AVAILABLE DATA:
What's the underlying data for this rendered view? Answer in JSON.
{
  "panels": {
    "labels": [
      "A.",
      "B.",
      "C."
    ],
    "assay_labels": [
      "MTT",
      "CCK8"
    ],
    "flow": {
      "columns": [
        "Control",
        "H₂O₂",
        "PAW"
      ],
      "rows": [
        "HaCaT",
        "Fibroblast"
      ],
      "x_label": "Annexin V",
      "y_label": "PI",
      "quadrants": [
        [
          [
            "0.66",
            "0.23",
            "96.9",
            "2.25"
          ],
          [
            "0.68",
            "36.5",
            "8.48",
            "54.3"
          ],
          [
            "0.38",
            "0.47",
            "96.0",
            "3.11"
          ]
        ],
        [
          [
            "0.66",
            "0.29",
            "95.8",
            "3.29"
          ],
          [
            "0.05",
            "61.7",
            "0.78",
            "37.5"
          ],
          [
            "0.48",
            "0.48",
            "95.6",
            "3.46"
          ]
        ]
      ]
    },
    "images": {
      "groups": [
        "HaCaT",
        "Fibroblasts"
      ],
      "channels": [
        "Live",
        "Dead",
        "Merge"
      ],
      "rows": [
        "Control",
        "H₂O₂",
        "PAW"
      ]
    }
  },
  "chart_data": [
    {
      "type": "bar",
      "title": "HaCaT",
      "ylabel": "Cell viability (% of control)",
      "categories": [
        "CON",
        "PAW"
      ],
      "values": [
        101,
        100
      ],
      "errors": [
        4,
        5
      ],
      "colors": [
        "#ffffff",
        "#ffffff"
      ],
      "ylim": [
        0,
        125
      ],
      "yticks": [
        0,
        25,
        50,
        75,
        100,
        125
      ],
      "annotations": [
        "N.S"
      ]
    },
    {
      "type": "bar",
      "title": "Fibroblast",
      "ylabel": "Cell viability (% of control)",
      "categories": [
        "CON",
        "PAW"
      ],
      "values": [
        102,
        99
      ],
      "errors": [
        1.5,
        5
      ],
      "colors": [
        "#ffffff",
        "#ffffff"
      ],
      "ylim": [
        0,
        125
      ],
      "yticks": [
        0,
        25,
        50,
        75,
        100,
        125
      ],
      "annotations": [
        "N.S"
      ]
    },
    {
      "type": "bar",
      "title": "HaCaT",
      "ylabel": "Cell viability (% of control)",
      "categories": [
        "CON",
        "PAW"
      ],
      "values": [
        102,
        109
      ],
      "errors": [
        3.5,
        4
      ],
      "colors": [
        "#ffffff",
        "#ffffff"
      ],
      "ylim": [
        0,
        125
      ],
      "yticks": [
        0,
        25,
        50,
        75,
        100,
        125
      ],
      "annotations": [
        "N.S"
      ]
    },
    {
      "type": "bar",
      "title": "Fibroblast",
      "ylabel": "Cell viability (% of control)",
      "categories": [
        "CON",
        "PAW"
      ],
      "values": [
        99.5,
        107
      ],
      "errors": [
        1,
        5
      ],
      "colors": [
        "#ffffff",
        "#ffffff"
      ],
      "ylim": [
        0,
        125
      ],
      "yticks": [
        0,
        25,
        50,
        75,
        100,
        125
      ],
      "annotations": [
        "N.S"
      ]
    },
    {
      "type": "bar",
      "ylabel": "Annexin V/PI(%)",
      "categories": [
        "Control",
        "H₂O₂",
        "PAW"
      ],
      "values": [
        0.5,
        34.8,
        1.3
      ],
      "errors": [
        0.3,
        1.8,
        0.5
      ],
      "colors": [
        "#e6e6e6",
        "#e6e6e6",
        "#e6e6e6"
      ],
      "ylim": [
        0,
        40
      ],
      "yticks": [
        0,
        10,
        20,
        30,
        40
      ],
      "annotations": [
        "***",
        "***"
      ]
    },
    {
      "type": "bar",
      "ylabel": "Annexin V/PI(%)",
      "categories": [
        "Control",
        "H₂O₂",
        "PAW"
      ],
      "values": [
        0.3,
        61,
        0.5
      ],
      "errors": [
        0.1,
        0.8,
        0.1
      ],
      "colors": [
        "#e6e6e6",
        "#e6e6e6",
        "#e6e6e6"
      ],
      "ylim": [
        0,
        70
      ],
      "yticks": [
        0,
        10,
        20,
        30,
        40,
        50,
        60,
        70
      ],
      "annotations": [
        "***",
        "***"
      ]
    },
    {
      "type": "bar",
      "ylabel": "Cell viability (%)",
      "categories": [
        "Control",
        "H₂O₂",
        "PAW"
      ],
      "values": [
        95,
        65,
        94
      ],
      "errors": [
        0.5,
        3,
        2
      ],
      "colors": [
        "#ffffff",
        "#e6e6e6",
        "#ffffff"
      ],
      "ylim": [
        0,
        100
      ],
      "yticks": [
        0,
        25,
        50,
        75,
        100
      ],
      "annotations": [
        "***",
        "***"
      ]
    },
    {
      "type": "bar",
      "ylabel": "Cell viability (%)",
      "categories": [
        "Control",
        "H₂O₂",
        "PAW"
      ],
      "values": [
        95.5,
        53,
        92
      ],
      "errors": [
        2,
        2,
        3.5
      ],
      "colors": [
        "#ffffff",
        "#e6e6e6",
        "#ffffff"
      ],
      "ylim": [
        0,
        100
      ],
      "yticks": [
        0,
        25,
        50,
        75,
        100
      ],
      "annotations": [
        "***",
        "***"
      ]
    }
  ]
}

AIM OF THE EXERCISE:
Provide all the records again, word for word.

RESULT FOR THIS EXERCISE:
What's the underlying data for this rendered view? Answer in JSON.
{
  "panels": {
    "labels": [
      "A.",
      "B.",
      "C."
    ],
    "assay_labels": [
      "MTT",
      "CCK8"
    ],
    "flow": {
      "columns": [
        "Control",
        "H₂O₂",
        "PAW"
      ],
      "rows": [
        "HaCaT",
        "Fibroblast"
      ],
      "x_label": "Annexin V",
      "y_label": "PI",
      "quadrants": [
        [
          [
            "0.66",
            "0.23",
            "96.9",
            "2.25"
          ],
          [
            "0.68",
            "36.5",
            "8.48",
            "54.3"
          ],
          [
            "0.38",
            "0.47",
            "96.0",
            "3.11"
          ]
        ],
        [
          [
            "0.66",
            "0.29",
            "95.8",
            "3.29"
          ],
          [
            "0.05",
            "61.7",
            "0.78",
            "37.5"
          ],
          [
            "0.48",
            "0.48",
            "95.6",
            "3.46"
          ]
        ]
      ]
    },
    "images": {
      "groups": [
        "HaCaT",
        "Fibroblasts"
      ],
      "channels": [
        "Live",
        "Dead",
        "Merge"
      ],
      "rows": [
        "Control",
        "H₂O₂",
        "PAW"
      ]
    }
  },
  "chart_data": [
    {
      "type": "bar",
      "title": "HaCaT",
      "ylabel": "Cell viability (% of control)",
      "categories": [
        "CON",
        "PAW"
      ],
      "values": [
        101,
        100
      ],
      "errors": [
        4,
        5
      ],
      "colors": [
        "#ffffff",
        "#ffffff"
      ],
      "ylim": [
        0,
        125
      ],
      "yticks": [
        0,
        25,
        50,
        75,
        100,
        125
      ],
      "annotations": [
        "N.S"
      ]
    },
    {
      "type": "bar",
      "title": "Fibroblast",
      "ylabel": "Cell viability (% of control)",
      "categories": [
        "CON",
        "PAW"
      ],
      "values": [
        102,
        99
      ],
      "errors": [
        1.5,
        5
      ],
      "colors": [
        "#ffffff",
        "#ffffff"
      ],
      "ylim": [
        0,
        125
      ],
      "yticks": [
        0,
        25,
        50,
        75,
        100,
        125
      ],
      "annotations": [
        "N.S"
      ]
    },
    {
      "type": "bar",
      "title": "HaCaT",
      "ylabel": "Cell viability (% of control)",
      "categories": [
        "CON",
        "PAW"
      ],
      "values": [
        102,
        109
      ],
      "errors": [
        3.5,
        4
      ],
      "colors": [
        "#ffffff",
        "#ffffff"
      ],
      "ylim": [
        0,
        125
      ],
      "yticks": [
        0,
        25,
        50,
        75,
        100,
        125
      ],
      "annotations": [
        "N.S"
      ]
    },
    {
      "type": "bar",
      "title": "Fibroblast",
      "ylabel": "Cell viability (% of control)",
      "categories": [
        "CON",
        "PAW"
      ],
      "values": [
        99.5,
        107
      ],
      "errors": [
        1,
        5
      ],
      "colors": [
        "#ffffff",
        "#ffffff"
      ],
      "ylim": [
        0,
        125
      ],
      "yticks": [
        0,
        25,
        50,
        75,
        100,
        125
      ],
      "annotations": [
        "N.S"
      ]
    },
    {
      "type": "bar",
      "ylabel": "Annexin V/PI(%)",
      "categories": [
        "Control",
        "H₂O₂",
        "PAW"
      ],
      "values": [
        0.5,
        34.8,
        1.3
      ],
      "errors": [
        0.3,
        1.8,
        0.5
      ],
      "colors": [
        "#e6e6e6",
        "#e6e6e6",
        "#e6e6e6"
      ],
      "ylim": [
        0,
        40
      ],
      "yticks": [
        0,
        10,
        20,
        30,
        40
      ],
      "annotations": [
        "***",
        "***"
      ]
    },
    {
      "type": "bar",
      "ylabel": "Annexin V/PI(%)",
      "categories": [
        "Control",
        "H₂O₂",
        "PAW"
      ],
      "values": [
        0.3,
        61,
        0.5
      ],
      "errors": [
        0.1,
        0.8,
        0.1
      ],
      "colors": [
        "#e6e6e6",
        "#e6e6e6",
        "#e6e6e6"
      ],
      "ylim": [
        0,
        70
      ],
      "yticks": [
        0,
        10,
        20,
        30,
        40,
        50,
        60,
        70
      ],
      "annotations": [
        "***",
        "***"
      ]
    },
    {
      "type": "bar",
      "ylabel": "Cell viability (%)",
      "categories": [
        "Control",
        "H₂O₂",
        "PAW"
      ],
      "values": [
        95,
        65,
        94
      ],
      "errors": [
        0.5,
        3,
        2
      ],
      "colors": [
        "#ffffff",
        "#e6e6e6",
        "#ffffff"
      ],
      "ylim": [
        0,
        100
      ],
      "yticks": [
        0,
        25,
        50,
        75,
        100
      ],
      "annotations": [
        "***",
        "***"
      ]
    },
    {
      "type": "bar",
      "ylabel": "Cell viability (%)",
      "categories": [
        "Control",
        "H₂O₂",
        "PAW"
      ],
      "values": [
        95.5,
        53,
        92
      ],
      "errors": [
        2,
        2,
        3.5
      ],
      "colors": [
        "#ffffff",
        "#e6e6e6",
        "#ffffff"
      ],
      "ylim": [
        0,
        100
      ],
      "yticks": [
        0,
        25,
        50,
        75,
        100
      ],
      "annotations": [
        "***",
        "***"
      ]
    }
  ]
}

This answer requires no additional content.